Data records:
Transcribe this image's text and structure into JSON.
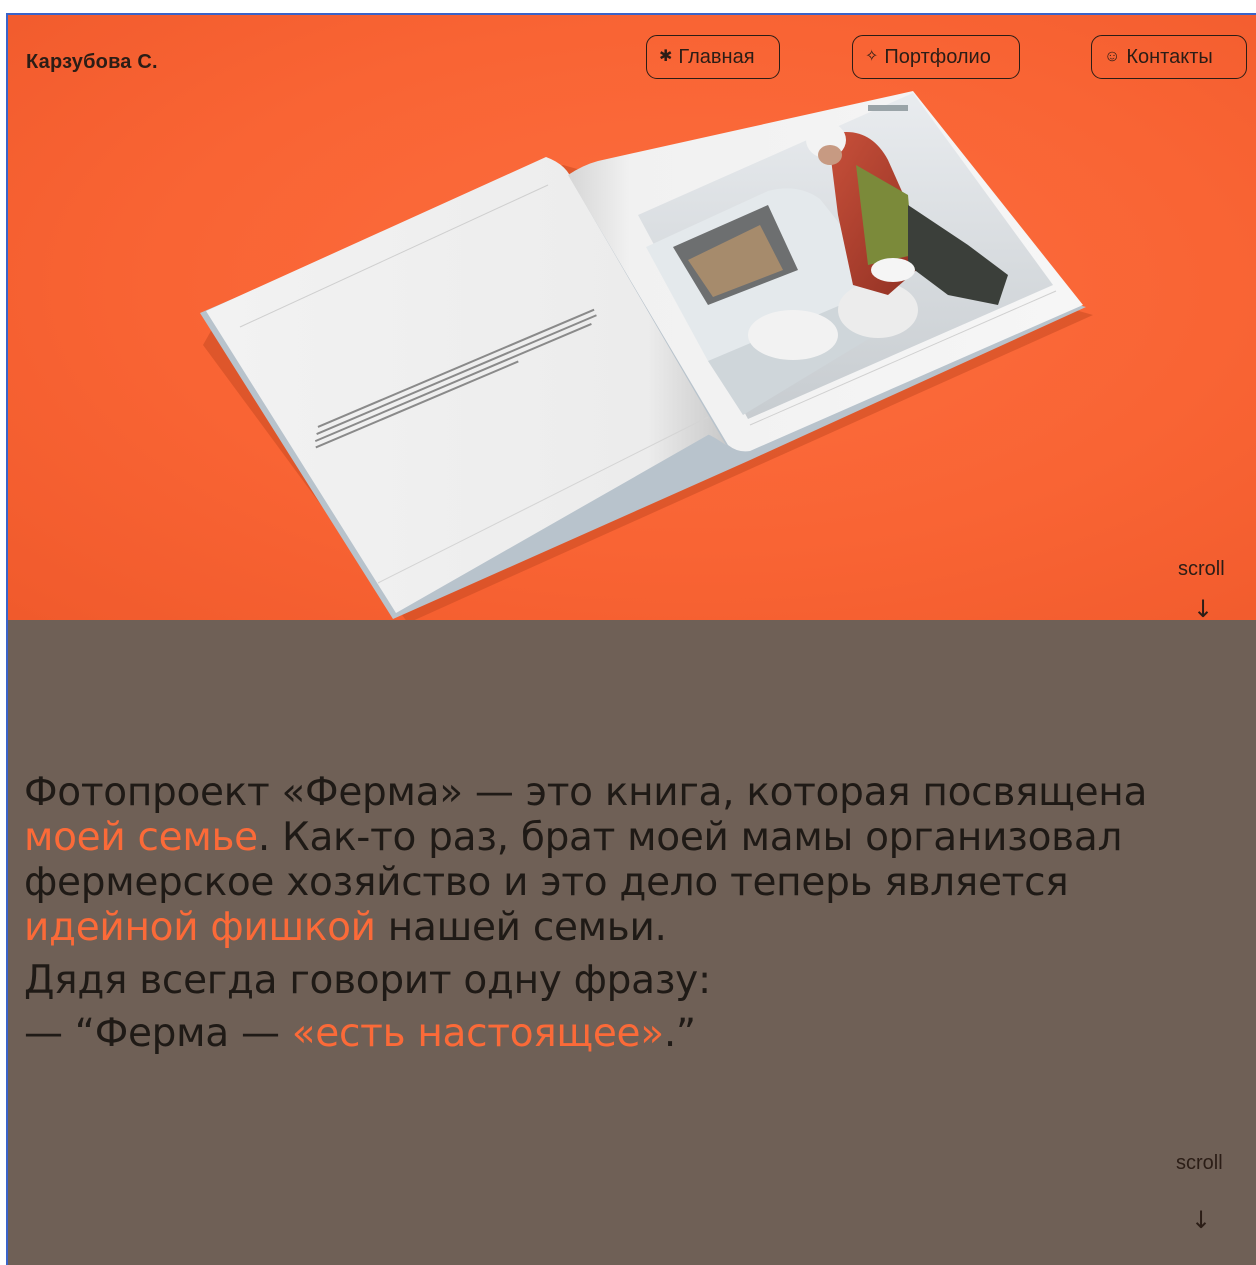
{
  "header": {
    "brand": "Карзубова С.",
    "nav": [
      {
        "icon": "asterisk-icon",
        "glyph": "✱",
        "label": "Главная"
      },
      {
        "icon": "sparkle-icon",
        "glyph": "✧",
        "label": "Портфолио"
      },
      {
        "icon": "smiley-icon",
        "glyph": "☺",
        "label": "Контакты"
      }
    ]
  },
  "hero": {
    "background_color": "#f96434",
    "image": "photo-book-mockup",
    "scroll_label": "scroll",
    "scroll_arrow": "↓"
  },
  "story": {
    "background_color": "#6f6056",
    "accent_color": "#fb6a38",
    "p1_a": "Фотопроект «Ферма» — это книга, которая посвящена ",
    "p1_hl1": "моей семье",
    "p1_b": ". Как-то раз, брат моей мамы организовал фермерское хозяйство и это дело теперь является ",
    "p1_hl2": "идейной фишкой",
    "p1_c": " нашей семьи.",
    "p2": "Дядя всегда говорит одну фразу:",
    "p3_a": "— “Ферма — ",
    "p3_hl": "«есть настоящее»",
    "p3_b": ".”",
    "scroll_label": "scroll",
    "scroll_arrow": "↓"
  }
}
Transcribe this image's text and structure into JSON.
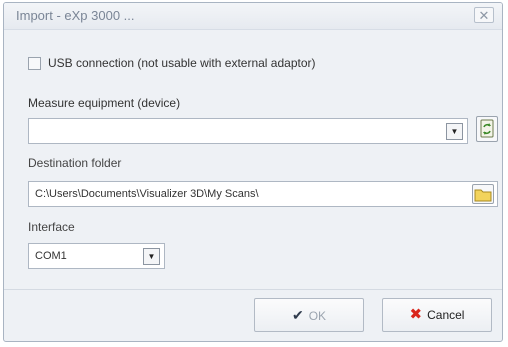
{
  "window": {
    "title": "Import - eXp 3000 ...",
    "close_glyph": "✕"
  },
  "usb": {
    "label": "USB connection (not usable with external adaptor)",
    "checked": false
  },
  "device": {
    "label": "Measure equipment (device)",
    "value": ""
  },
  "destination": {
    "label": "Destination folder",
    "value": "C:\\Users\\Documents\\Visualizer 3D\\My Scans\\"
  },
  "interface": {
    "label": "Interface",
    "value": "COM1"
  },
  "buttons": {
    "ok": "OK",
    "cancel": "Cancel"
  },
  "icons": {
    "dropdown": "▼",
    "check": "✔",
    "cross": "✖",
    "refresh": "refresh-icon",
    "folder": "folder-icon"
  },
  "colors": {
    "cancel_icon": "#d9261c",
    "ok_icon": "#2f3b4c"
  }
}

- [STATED GOAL]: Omit the pictures and output all of the other material exactly.

- [TASK ANSWER]:
Transcribe this image's text and structure into JSON.
{
  "header": {
    "brand": "Карзубова С.",
    "nav": [
      {
        "icon": "asterisk-icon",
        "glyph": "✱",
        "label": "Главная"
      },
      {
        "icon": "sparkle-icon",
        "glyph": "✧",
        "label": "Портфолио"
      },
      {
        "icon": "smiley-icon",
        "glyph": "☺",
        "label": "Контакты"
      }
    ]
  },
  "hero": {
    "background_color": "#f96434",
    "image": "photo-book-mockup",
    "scroll_label": "scroll",
    "scroll_arrow": "↓"
  },
  "story": {
    "background_color": "#6f6056",
    "accent_color": "#fb6a38",
    "p1_a": "Фотопроект «Ферма» — это книга, которая посвящена ",
    "p1_hl1": "моей семье",
    "p1_b": ". Как-то раз, брат моей мамы организовал фермерское хозяйство и это дело теперь является ",
    "p1_hl2": "идейной фишкой",
    "p1_c": " нашей семьи.",
    "p2": "Дядя всегда говорит одну фразу:",
    "p3_a": "— “Ферма — ",
    "p3_hl": "«есть настоящее»",
    "p3_b": ".”",
    "scroll_label": "scroll",
    "scroll_arrow": "↓"
  }
}
Transcribe this image's text and structure into JSON.
{
  "window": {
    "title": "Import - eXp 3000 ...",
    "close_glyph": "✕"
  },
  "usb": {
    "label": "USB connection (not usable with external adaptor)",
    "checked": false
  },
  "device": {
    "label": "Measure equipment (device)",
    "value": ""
  },
  "destination": {
    "label": "Destination folder",
    "value": "C:\\Users\\Documents\\Visualizer 3D\\My Scans\\"
  },
  "interface": {
    "label": "Interface",
    "value": "COM1"
  },
  "buttons": {
    "ok": "OK",
    "cancel": "Cancel"
  },
  "icons": {
    "dropdown": "▼",
    "check": "✔",
    "cross": "✖",
    "refresh": "refresh-icon",
    "folder": "folder-icon"
  },
  "colors": {
    "cancel_icon": "#d9261c",
    "ok_icon": "#2f3b4c"
  }
}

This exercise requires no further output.